begin Data supplied
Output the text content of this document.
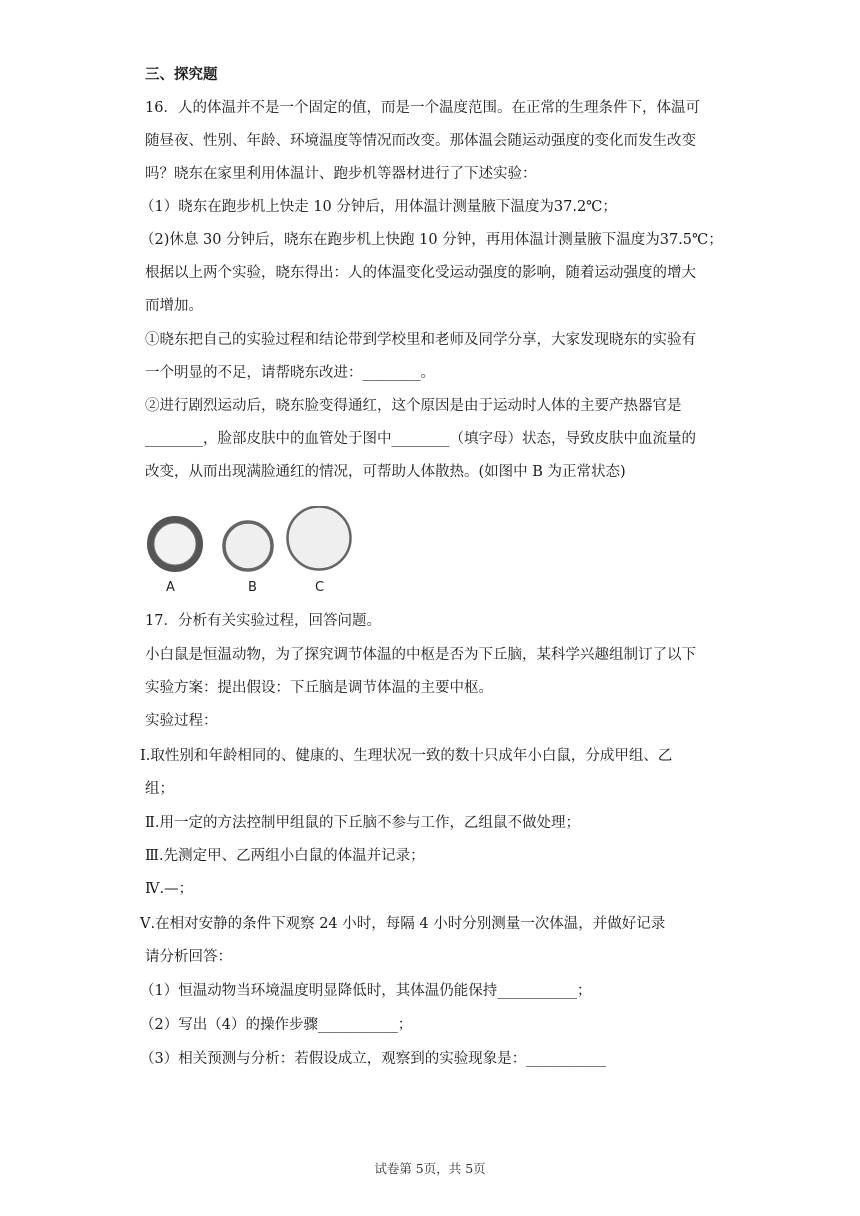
三、探究题
16．人的体温并不是一个固定的值，而是一个温度范围。在正常的生理条件下，体温可
随昼夜、性别、年龄、环境温度等情况而改变。那体温会随运动强度的变化而发生改变
吗？晓东在家里利用体温计、跑步机等器材进行了下述实验：
（1）晓东在跑步机上快走 10 分钟后，用体温计测量腋下温度为37.2℃；
（2)休息 30 分钟后，晓东在跑步机上快跑 10 分钟，再用体温计测量腋下温度为37.5℃；
根据以上两个实验，晓东得出：人的体温变化受运动强度的影响，随着运动强度的增大
而增加。
①晓东把自己的实验过程和结论带到学校里和老师及同学分享，大家发现晓东的实验有
一个明显的不足，请帮晓东改进：________。
②进行剧烈运动后，晓东脸变得通红，这个原因是由于运动时人体的主要产热器官是
________，脸部皮肤中的血管处于图中________（填字母）状态，导致皮肤中血流量的
改变，从而出现满脸通红的情况，可帮助人体散热。(如图中 B 为正常状态)
A	B	C
17．分析有关实验过程，回答问题。
小白鼠是恒温动物，为了探究调节体温的中枢是否为下丘脑，某科学兴趣组制订了以下
实验方案：提出假设：下丘脑是调节体温的主要中枢。
实验过程：
Ⅰ.取性别和年龄相同的、健康的、生理状况一致的数十只成年小白鼠，分成甲组、乙
组；
Ⅱ.用一定的方法控制甲组鼠的下丘脑不参与工作，乙组鼠不做处理；
Ⅲ.先测定甲、乙两组小白鼠的体温并记录；
Ⅳ.—；
Ⅴ.在相对安静的条件下观察 24 小时，每隔 4 小时分别测量一次体温，并做好记录
请分析回答：
（1）恒温动物当环境温度明显降低时，其体温仍能保持___________；
（2）写出（4）的操作步骤___________；
（3）相关预测与分析：若假设成立，观察到的实验现象是：___________
试卷第 5页，共 5页
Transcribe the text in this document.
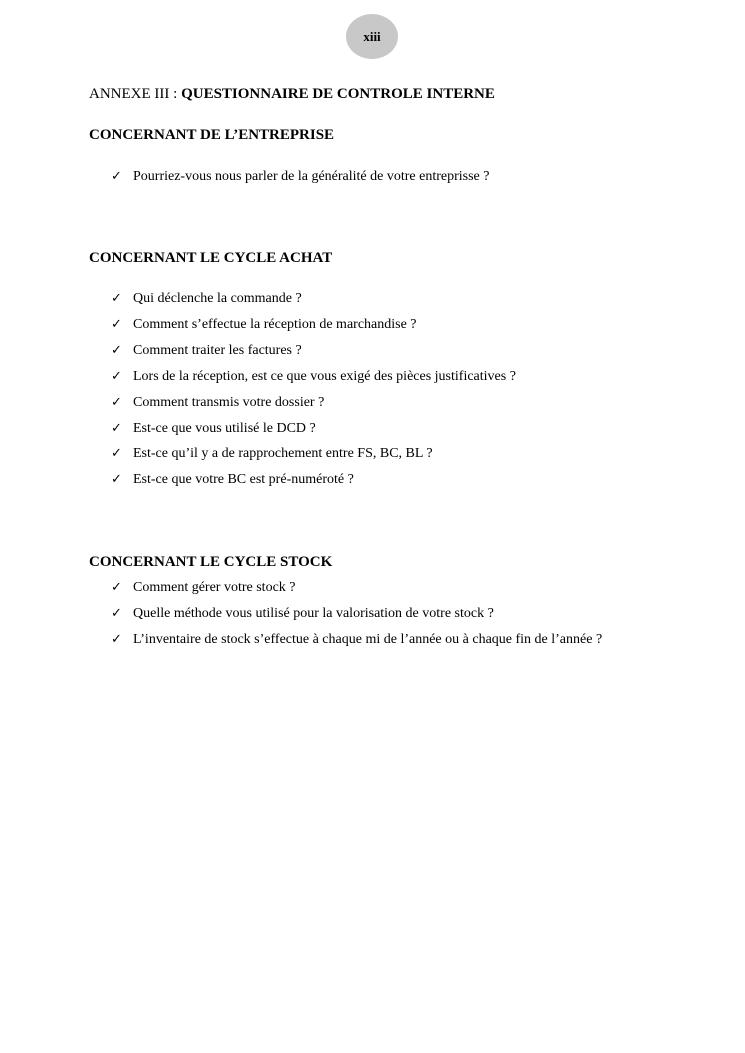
xiii
ANNEXE III : QUESTIONNAIRE DE CONTROLE INTERNE
CONCERNANT DE L’ENTREPRISE
✓ Pourriez-vous nous parler de la généralité de votre entreprisse ?
CONCERNANT LE CYCLE ACHAT
✓ Qui déclenche la commande ?
✓ Comment s’effectue la réception de marchandise ?
✓ Comment traiter les factures ?
✓ Lors de la réception, est ce que vous exigé des pièces justificatives ?
✓ Comment transmis votre dossier ?
✓ Est-ce que vous utilisé le DCD ?
✓ Est-ce qu’il y a de rapprochement entre FS, BC, BL ?
✓ Est-ce que votre BC est pré-numéroté ?
CONCERNANT LE CYCLE STOCK
✓ Comment gérer votre stock ?
✓ Quelle méthode vous utilisé pour la valorisation de votre stock ?
✓ L’inventaire de stock s’effectue à chaque mi de l’année ou à chaque fin de l’année ?
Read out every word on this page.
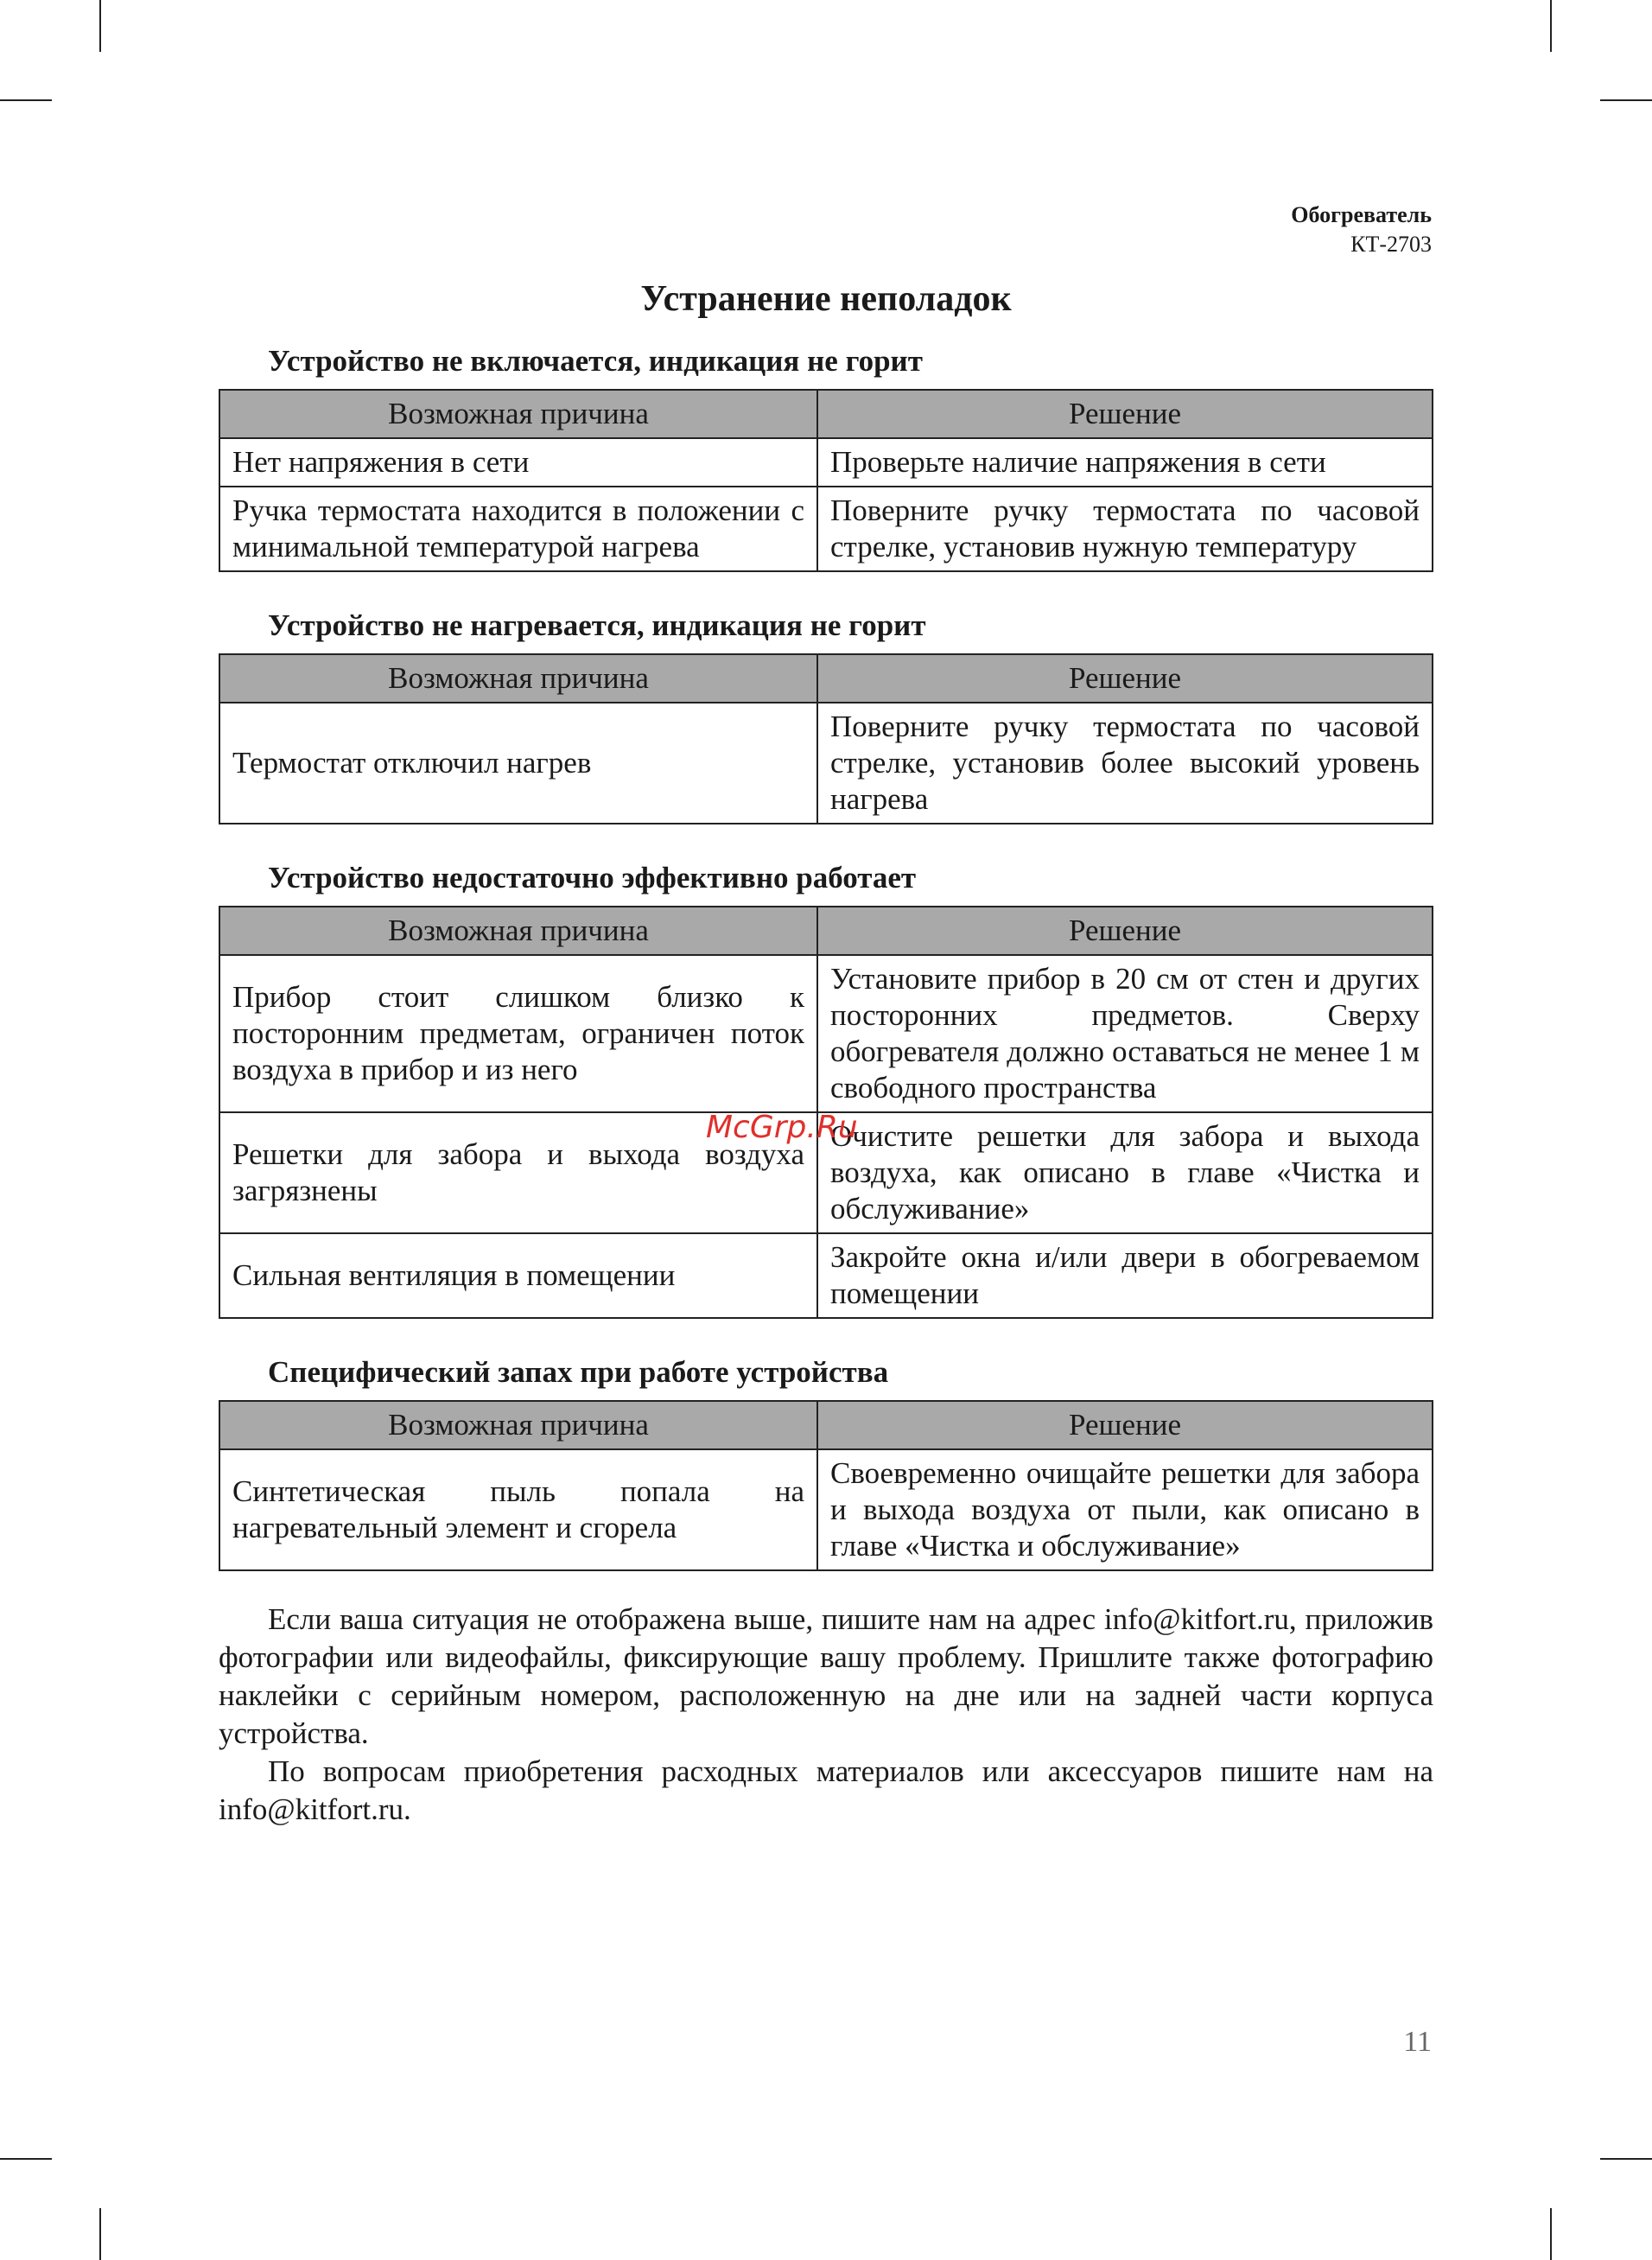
Обогреватель
КТ-2703
Устранение неполадок
Устройство не включается, индикация не горит
Возможная причина	Решение
Нет напряжения в сети	Проверьте наличие напряжения в сети
Ручка термостата находится в положении с минимальной температурой нагрева	Поверните ручку термостата по часовой стрелке, установив нужную температуру
Устройство не нагревается, индикация не горит
Возможная причина	Решение
Термостат отключил нагрев	Поверните ручку термостата по часовой стрелке, установив более высокий уровень нагрева
Устройство недостаточно эффективно работает
Возможная причина	Решение
Прибор стоит слишком близко к посторонним предметам, ограничен поток воздуха в прибор и из него	Установите прибор в 20 см от стен и других посторонних предметов. Сверху обогревателя должно оставаться не менее 1 м свободного пространства
Решетки для забора и выхода воздуха загрязнены	Очистите решетки для забора и выхода воздуха, как описано в главе «Чистка и обслуживание»
Сильная вентиляция в помещении	Закройте окна и/или двери в обогреваемом помещении
Специфический запах при работе устройства
Возможная причина	Решение
Синтетическая пыль попала на нагревательный элемент и сгорела	Своевременно очищайте решетки для забора и выхода воздуха от пыли, как описано в главе «Чистка и обслуживание»

Если ваша ситуация не отображена выше, пишите нам на адрес info@kitfort.ru, приложив фотографии или видеофайлы, фиксирующие вашу проблему. Пришлите также фотографию наклейки с серийным номером, расположенную на дне или на задней части корпуса устройства.

По вопросам приобретения расходных материалов или аксессуаров пишите нам на info@kitfort.ru.

McGrp.Ru
11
end Data supplied
▶ [Work to do] Restate each entry word for word, leaving out any pictures.

▶ [Finished answer]
Output the text content of this document.
三、探究题
16．人的体温并不是一个固定的值，而是一个温度范围。在正常的生理条件下，体温可
随昼夜、性别、年龄、环境温度等情况而改变。那体温会随运动强度的变化而发生改变
吗？晓东在家里利用体温计、跑步机等器材进行了下述实验：
（1）晓东在跑步机上快走 10 分钟后，用体温计测量腋下温度为37.2℃；
（2)休息 30 分钟后，晓东在跑步机上快跑 10 分钟，再用体温计测量腋下温度为37.5℃；
根据以上两个实验，晓东得出：人的体温变化受运动强度的影响，随着运动强度的增大
而增加。
①晓东把自己的实验过程和结论带到学校里和老师及同学分享，大家发现晓东的实验有
一个明显的不足，请帮晓东改进：________。
②进行剧烈运动后，晓东脸变得通红，这个原因是由于运动时人体的主要产热器官是
________，脸部皮肤中的血管处于图中________（填字母）状态，导致皮肤中血流量的
改变，从而出现满脸通红的情况，可帮助人体散热。(如图中 B 为正常状态)
A	B	C
17．分析有关实验过程，回答问题。
小白鼠是恒温动物，为了探究调节体温的中枢是否为下丘脑，某科学兴趣组制订了以下
实验方案：提出假设：下丘脑是调节体温的主要中枢。
实验过程：
Ⅰ.取性别和年龄相同的、健康的、生理状况一致的数十只成年小白鼠，分成甲组、乙
组；
Ⅱ.用一定的方法控制甲组鼠的下丘脑不参与工作，乙组鼠不做处理；
Ⅲ.先测定甲、乙两组小白鼠的体温并记录；
Ⅳ.—；
Ⅴ.在相对安静的条件下观察 24 小时，每隔 4 小时分别测量一次体温，并做好记录
请分析回答：
（1）恒温动物当环境温度明显降低时，其体温仍能保持___________；
（2）写出（4）的操作步骤___________；
（3）相关预测与分析：若假设成立，观察到的实验现象是：___________
试卷第 5页，共 5页
Transcribe the text in this document.
xiii
ANNEXE III : QUESTIONNAIRE DE CONTROLE INTERNE
CONCERNANT DE L’ENTREPRISE
✓ Pourriez-vous nous parler de la généralité de votre entreprisse ?
CONCERNANT LE CYCLE ACHAT
✓ Qui déclenche la commande ?
✓ Comment s’effectue la réception de marchandise ?
✓ Comment traiter les factures ?
✓ Lors de la réception, est ce que vous exigé des pièces justificatives ?
✓ Comment transmis votre dossier ?
✓ Est-ce que vous utilisé le DCD ?
✓ Est-ce qu’il y a de rapprochement entre FS, BC, BL ?
✓ Est-ce que votre BC est pré-numéroté ?
CONCERNANT LE CYCLE STOCK
✓ Comment gérer votre stock ?
✓ Quelle méthode vous utilisé pour la valorisation de votre stock ?
✓ L’inventaire de stock s’effectue à chaque mi de l’année ou à chaque fin de l’année ?
Read out every word on this page.
Обогреватель
КТ-2703
Устранение неполадок
Устройство не включается, индикация не горит
Возможная причина	Решение
Нет напряжения в сети	Проверьте наличие напряжения в сети
Ручка термостата находится в положении с минимальной температурой нагрева	Поверните ручку термостата по часовой стрелке, установив нужную температуру
Устройство не нагревается, индикация не горит
Возможная причина	Решение
Термостат отключил нагрев	Поверните ручку термостата по часовой стрелке, установив более высокий уровень нагрева
Устройство недостаточно эффективно работает
Возможная причина	Решение
Прибор стоит слишком близко к посторонним предметам, ограничен поток воздуха в прибор и из него	Установите прибор в 20 см от стен и других посторонних предметов. Сверху обогревателя должно оставаться не менее 1 м свободного пространства
Решетки для забора и выхода воздуха загрязнены	Очистите решетки для забора и выхода воздуха, как описано в главе «Чистка и обслуживание»
Сильная вентиляция в помещении	Закройте окна и/или двери в обогреваемом помещении
Специфический запах при работе устройства
Возможная причина	Решение
Синтетическая пыль попала на нагревательный элемент и сгорела	Своевременно очищайте решетки для забора и выхода воздуха от пыли, как описано в главе «Чистка и обслуживание»

Если ваша ситуация не отображена выше, пишите нам на адрес info@kitfort.ru, приложив фотографии или видеофайлы, фиксирующие вашу проблему. Пришлите также фотографию наклейки с серийным номером, расположенную на дне или на задней части корпуса устройства.

По вопросам приобретения расходных материалов или аксессуаров пишите нам на info@kitfort.ru.

McGrp.Ru
11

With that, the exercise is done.